**What to do:** Each line that holds the word "Choose" counts once. Give the total number of such lines and nothing else.

**Items listed in a dataset:**

══════════

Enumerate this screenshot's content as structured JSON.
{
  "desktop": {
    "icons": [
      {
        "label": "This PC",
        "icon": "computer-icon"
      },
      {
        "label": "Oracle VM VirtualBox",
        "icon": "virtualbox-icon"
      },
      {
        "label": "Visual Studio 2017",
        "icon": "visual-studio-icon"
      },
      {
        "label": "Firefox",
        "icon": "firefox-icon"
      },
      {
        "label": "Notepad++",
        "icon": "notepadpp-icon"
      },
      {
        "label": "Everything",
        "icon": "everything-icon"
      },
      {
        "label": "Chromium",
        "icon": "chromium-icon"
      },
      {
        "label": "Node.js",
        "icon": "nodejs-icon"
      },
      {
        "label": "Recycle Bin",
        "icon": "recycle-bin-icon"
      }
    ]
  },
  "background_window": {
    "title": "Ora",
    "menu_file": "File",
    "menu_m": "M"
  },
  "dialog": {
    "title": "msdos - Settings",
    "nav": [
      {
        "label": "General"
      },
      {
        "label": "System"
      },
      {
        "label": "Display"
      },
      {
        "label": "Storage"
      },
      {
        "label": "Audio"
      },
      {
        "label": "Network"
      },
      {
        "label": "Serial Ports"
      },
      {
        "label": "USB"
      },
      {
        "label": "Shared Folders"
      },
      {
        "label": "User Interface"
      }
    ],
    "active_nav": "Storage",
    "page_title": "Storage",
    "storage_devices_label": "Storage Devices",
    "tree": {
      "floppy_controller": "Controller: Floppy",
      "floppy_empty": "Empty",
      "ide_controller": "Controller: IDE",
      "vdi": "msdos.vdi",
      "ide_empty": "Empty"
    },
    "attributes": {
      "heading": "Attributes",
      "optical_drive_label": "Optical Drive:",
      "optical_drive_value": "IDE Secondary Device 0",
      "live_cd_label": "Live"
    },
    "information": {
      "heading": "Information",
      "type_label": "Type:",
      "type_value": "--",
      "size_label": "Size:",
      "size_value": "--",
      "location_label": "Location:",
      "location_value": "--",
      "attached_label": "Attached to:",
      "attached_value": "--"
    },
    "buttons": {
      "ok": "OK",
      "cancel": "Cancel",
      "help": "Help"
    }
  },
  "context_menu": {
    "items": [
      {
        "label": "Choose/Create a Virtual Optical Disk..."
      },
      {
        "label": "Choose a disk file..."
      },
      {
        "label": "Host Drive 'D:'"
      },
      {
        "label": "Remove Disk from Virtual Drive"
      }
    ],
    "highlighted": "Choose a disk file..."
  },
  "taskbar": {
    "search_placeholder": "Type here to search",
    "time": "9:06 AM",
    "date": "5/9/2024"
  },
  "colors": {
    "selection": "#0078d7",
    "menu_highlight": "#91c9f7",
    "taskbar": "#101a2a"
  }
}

══════════

**The reply:** 3